Ejercicio: Edita los registros y escríbelos de nuevo con "perspective" sustituido por "isometric". No modifiques nada más.

Material de trabajo:
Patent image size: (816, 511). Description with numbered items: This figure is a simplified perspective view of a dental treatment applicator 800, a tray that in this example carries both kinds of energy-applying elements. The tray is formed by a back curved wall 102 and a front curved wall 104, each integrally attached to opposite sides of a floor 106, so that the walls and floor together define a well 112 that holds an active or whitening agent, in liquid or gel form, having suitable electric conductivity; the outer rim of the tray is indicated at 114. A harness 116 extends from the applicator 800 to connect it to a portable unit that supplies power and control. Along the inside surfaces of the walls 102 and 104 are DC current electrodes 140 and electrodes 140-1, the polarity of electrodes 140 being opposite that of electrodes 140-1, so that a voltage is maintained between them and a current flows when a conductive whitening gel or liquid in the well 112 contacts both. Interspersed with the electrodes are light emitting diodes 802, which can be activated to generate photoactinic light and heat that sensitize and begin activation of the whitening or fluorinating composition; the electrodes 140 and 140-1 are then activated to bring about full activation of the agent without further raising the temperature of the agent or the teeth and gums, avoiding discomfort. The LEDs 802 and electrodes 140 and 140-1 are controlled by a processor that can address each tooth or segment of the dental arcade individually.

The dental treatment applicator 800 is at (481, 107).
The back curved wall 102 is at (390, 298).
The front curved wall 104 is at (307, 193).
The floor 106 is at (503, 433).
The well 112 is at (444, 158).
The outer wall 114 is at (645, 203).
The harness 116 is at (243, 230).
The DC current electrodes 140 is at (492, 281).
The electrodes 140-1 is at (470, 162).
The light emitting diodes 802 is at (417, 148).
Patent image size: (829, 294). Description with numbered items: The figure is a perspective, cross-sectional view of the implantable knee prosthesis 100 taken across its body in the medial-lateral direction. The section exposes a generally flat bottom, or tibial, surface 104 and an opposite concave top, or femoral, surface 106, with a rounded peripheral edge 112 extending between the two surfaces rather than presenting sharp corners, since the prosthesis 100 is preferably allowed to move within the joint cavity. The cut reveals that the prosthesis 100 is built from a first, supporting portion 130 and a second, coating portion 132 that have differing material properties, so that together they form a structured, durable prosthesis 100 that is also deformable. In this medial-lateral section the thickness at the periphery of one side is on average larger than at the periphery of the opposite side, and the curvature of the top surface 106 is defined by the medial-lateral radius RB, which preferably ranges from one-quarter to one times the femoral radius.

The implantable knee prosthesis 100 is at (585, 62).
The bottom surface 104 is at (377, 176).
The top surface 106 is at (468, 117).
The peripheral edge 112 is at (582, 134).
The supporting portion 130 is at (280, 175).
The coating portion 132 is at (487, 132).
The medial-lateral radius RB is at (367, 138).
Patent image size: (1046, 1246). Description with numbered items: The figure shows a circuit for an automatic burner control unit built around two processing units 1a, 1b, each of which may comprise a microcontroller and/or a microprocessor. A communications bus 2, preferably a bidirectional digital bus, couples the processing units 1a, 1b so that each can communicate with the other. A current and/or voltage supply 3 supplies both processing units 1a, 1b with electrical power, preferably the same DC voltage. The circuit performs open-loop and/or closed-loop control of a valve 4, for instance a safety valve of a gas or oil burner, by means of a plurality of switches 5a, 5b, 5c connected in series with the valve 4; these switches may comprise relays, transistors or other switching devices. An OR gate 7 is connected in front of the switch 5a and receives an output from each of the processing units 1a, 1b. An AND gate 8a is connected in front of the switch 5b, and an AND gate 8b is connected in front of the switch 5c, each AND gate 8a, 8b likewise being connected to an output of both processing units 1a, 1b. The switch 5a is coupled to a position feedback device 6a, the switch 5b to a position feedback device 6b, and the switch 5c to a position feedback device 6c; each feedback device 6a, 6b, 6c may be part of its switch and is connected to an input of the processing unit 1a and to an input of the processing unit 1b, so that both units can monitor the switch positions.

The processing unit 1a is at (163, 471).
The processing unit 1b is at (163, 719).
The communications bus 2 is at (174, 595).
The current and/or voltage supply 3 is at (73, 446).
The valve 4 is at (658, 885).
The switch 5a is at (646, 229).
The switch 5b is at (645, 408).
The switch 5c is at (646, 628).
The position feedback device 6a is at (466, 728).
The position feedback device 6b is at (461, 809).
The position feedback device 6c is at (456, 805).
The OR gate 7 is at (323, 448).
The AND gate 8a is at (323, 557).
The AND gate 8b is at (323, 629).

Respuesta:
Patent image size: (816, 511). Description with numbered items: This figure is a simplified isometric view of a dental treatment applicator 800, a tray that in this example carries both kinds of energy-applying elements. The tray is formed by a back curved wall 102 and a front curved wall 104, each integrally attached to opposite sides of a floor 106, so that the walls and floor together define a well 112 that holds an active or whitening agent, in liquid or gel form, having suitable electric conductivity; the outer rim of the tray is indicated at 114. A harness 116 extends from the applicator 800 to connect it to a portable unit that supplies power and control. Along the inside surfaces of the walls 102 and 104 are DC current electrodes 140 and electrodes 140-1, the polarity of electrodes 140 being opposite that of electrodes 140-1, so that a voltage is maintained between them and a current flows when a conductive whitening gel or liquid in the well 112 contacts both. Interspersed with the electrodes are light emitting diodes 802, which can be activated to generate photoactinic light and heat that sensitize and begin activation of the whitening or fluorinating composition; the electrodes 140 and 140-1 are then activated to bring about full activation of the agent without further raising the temperature of the agent or the teeth and gums, avoiding discomfort. The LEDs 802 and electrodes 140 and 140-1 are controlled by a processor that can address each tooth or segment of the dental arcade individually.

The dental treatment applicator 800 is at (481, 107).
The back curved wall 102 is at (390, 298).
The front curved wall 104 is at (307, 193).
The floor 106 is at (503, 433).
The well 112 is at (444, 158).
The outer wall 114 is at (645, 203).
The harness 116 is at (243, 230).
The DC current electrodes 140 is at (492, 281).
The electrodes 140-1 is at (470, 162).
The light emitting diodes 802 is at (417, 148).
Patent image size: (829, 294). Description with numbered items: The figure is a isometric, cross-sectional view of the implantable knee prosthesis 100 taken across its body in the medial-lateral direction. The section exposes a generally flat bottom, or tibial, surface 104 and an opposite concave top, or femoral, surface 106, with a rounded peripheral edge 112 extending between the two surfaces rather than presenting sharp corners, since the prosthesis 100 is preferably allowed to move within the joint cavity. The cut reveals that the prosthesis 100 is built from a first, supporting portion 130 and a second, coating portion 132 that have differing material properties, so that together they form a structured, durable prosthesis 100 that is also deformable. In this medial-lateral section the thickness at the periphery of one side is on average larger than at the periphery of the opposite side, and the curvature of the top surface 106 is defined by the medial-lateral radius RB, which preferably ranges from one-quarter to one times the femoral radius.

The implantable knee prosthesis 100 is at (585, 62).
The bottom surface 104 is at (377, 176).
The top surface 106 is at (468, 117).
The peripheral edge 112 is at (582, 134).
The supporting portion 130 is at (280, 175).
The coating portion 132 is at (487, 132).
The medial-lateral radius RB is at (367, 138).
Patent image size: (1046, 1246). Description with numbered items: The figure shows a circuit for an automatic burner control unit built around two processing units 1a, 1b, each of which may comprise a microcontroller and/or a microprocessor. A communications bus 2, preferably a bidirectional digital bus, couples the processing units 1a, 1b so that each can communicate with the other. A current and/or voltage supply 3 supplies both processing units 1a, 1b with electrical power, preferably the same DC voltage. The circuit performs open-loop and/or closed-loop control of a valve 4, for instance a safety valve of a gas or oil burner, by means of a plurality of switches 5a, 5b, 5c connected in series with the valve 4; these switches may comprise relays, transistors or other switching devices. An OR gate 7 is connected in front of the switch 5a and receives an output from each of the processing units 1a, 1b. An AND gate 8a is connected in front of the switch 5b, and an AND gate 8b is connected in front of the switch 5c, each AND gate 8a, 8b likewise being connected to an output of both processing units 1a, 1b. The switch 5a is coupled to a position feedback device 6a, the switch 5b to a position feedback device 6b, and the switch 5c to a position feedback device 6c; each feedback device 6a, 6b, 6c may be part of its switch and is connected to an input of the processing unit 1a and to an input of the processing unit 1b, so that both units can monitor the switch positions.

The processing unit 1a is at (163, 471).
The processing unit 1b is at (163, 719).
The communications bus 2 is at (174, 595).
The current and/or voltage supply 3 is at (73, 446).
The valve 4 is at (658, 885).
The switch 5a is at (646, 229).
The switch 5b is at (645, 408).
The switch 5c is at (646, 628).
The position feedback device 6a is at (466, 728).
The position feedback device 6b is at (461, 809).
The position feedback device 6c is at (456, 805).
The OR gate 7 is at (323, 448).
The AND gate 8a is at (323, 557).
The AND gate 8b is at (323, 629).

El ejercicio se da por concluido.